Now hopes of an agreement appear to be fading both here and abroad, and the Prime Minister has given the clearest sign yet that a no-deal Brexit could be a real option, saying the country must be prepared for the possibility.
There’s plenty of debate and analysis about what a no-deal situation might mean for trading partnerships and business. However, the impact on individual households and their personal finances is likely to be just as profound.
A no-deal Brexit won’t just mean the economy wobbles or even plunges into recession. It could affect almost every aspect of people’s lives, including their buying power and the goods and services actually available for purchase. No-deal Brexit would be a major financial event.
Existing impacts
The actual referendum result alone has already arguably affected the no-longer-round pounds in British people’s pockets.
Ben Martin, the founder of the BrexitTracker (a dashboard that reviews more than 130 economic indicators) says: “Since the referendum, Brits are already spending 9.9 per cent more on their foreign holidays, 7.5 per cent more on fuels and 5.50 per cent more on tobacco and newspapers. And we’re getting paid less, as overall wages only grew by 0.30 per cent, far below consumer inflation.”
Certainly, people are concerned about future costs. Research agency Trinity McQueen surveyed 2,000 adults and found that 83 per cent said grocery bills had increased over the last six months, with 60 per cent arguing that brands are using Brexit as an excuse to hike prices.

TASKS TO CARRY OUT:
1. In the Brexit passage, by how much does the BrexitTracker founder say overall wages grew since the referendum?
2. Quote the Brexit passage word for word, beginning at "There’s plenty of" and stopping after "major financial event.".

DATA SECTION:
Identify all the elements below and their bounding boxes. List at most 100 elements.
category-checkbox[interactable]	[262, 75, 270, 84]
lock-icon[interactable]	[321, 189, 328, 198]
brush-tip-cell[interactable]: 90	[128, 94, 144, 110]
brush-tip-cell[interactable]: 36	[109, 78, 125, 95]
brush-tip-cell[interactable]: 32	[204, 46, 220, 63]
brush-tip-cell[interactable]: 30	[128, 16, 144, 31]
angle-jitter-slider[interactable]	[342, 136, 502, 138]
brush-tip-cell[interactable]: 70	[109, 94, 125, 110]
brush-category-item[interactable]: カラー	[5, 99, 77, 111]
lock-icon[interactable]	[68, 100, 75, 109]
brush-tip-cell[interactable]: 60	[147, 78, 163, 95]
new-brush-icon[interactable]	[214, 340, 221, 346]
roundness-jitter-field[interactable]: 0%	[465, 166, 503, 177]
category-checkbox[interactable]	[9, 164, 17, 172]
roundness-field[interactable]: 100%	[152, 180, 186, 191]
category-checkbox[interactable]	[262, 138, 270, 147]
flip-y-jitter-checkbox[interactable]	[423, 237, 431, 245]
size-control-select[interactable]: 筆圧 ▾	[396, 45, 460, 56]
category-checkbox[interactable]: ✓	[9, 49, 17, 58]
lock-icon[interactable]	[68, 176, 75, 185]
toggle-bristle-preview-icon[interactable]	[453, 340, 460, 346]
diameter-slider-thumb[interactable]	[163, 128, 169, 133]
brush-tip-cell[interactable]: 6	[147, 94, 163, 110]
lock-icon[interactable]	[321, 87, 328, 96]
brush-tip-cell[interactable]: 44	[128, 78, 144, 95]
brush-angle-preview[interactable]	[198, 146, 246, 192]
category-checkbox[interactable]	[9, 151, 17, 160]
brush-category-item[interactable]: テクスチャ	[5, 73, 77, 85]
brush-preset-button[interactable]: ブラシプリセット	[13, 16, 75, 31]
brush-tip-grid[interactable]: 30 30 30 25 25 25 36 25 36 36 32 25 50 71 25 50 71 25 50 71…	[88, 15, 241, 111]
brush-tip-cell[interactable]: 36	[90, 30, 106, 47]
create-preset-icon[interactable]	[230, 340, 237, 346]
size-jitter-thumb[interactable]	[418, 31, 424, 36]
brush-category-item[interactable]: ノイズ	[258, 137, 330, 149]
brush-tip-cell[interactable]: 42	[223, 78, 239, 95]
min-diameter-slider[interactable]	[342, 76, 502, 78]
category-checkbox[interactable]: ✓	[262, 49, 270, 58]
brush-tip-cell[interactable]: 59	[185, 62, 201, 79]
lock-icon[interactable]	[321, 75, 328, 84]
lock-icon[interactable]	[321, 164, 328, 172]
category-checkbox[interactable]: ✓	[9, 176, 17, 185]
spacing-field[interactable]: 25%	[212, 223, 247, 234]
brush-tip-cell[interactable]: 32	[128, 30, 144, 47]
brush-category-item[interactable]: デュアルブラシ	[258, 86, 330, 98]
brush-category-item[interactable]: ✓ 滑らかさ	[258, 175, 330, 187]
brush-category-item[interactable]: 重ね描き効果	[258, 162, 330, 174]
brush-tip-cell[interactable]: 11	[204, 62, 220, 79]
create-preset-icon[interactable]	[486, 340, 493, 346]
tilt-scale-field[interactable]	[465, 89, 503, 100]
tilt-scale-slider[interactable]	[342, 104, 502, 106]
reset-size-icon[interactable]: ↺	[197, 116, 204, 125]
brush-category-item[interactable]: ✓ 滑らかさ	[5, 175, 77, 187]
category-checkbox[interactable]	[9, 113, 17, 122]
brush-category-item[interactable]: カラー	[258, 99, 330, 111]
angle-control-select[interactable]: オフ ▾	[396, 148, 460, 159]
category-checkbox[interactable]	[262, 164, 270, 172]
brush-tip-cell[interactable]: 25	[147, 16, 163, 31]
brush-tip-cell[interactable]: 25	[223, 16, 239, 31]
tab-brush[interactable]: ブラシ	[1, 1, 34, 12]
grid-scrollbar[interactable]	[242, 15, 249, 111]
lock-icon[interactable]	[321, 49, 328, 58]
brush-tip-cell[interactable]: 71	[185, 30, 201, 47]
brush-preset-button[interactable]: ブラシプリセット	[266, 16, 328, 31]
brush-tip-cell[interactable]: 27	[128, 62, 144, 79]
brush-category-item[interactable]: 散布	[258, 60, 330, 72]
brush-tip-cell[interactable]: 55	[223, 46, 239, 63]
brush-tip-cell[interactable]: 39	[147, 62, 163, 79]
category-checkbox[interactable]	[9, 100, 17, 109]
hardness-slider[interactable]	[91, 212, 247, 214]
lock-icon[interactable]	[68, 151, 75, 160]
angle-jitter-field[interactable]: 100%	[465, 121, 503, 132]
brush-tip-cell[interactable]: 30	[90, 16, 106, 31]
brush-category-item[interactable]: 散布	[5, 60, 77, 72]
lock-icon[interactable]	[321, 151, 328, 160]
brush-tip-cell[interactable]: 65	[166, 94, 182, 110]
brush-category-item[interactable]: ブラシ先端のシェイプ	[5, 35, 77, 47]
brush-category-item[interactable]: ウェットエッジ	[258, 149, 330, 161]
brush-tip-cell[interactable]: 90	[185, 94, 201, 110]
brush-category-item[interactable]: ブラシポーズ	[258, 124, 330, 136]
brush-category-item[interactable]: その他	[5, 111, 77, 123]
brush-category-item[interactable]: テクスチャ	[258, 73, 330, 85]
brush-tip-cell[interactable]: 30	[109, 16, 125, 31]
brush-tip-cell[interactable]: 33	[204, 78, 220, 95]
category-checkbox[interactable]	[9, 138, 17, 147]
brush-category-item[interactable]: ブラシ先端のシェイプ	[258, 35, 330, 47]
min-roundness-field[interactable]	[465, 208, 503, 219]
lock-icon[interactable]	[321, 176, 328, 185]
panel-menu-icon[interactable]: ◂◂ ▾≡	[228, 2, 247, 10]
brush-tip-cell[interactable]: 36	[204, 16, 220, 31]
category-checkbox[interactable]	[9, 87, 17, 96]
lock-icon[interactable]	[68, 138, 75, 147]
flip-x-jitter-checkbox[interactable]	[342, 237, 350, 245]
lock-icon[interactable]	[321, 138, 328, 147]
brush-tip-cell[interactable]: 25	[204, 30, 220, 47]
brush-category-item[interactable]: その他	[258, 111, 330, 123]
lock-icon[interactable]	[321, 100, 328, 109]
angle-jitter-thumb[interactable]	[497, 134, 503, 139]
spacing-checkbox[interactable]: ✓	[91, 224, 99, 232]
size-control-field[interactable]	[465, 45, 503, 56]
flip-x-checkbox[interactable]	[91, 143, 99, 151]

SOLUTIONS:
1. Only 0.30 per cent.

2.
There’s plenty of debate and analysis about what a no-deal situation might mean for trading partnerships and business. However, the impact on individual households and their personal finances is likely to be just as profound.
A no-deal Brexit won’t just mean the economy wobbles or even plunges into recession. It could affect almost every aspect of people’s lives, including their buying power and the goods and services actually available for purchase. No-deal Brexit would be a major financial event.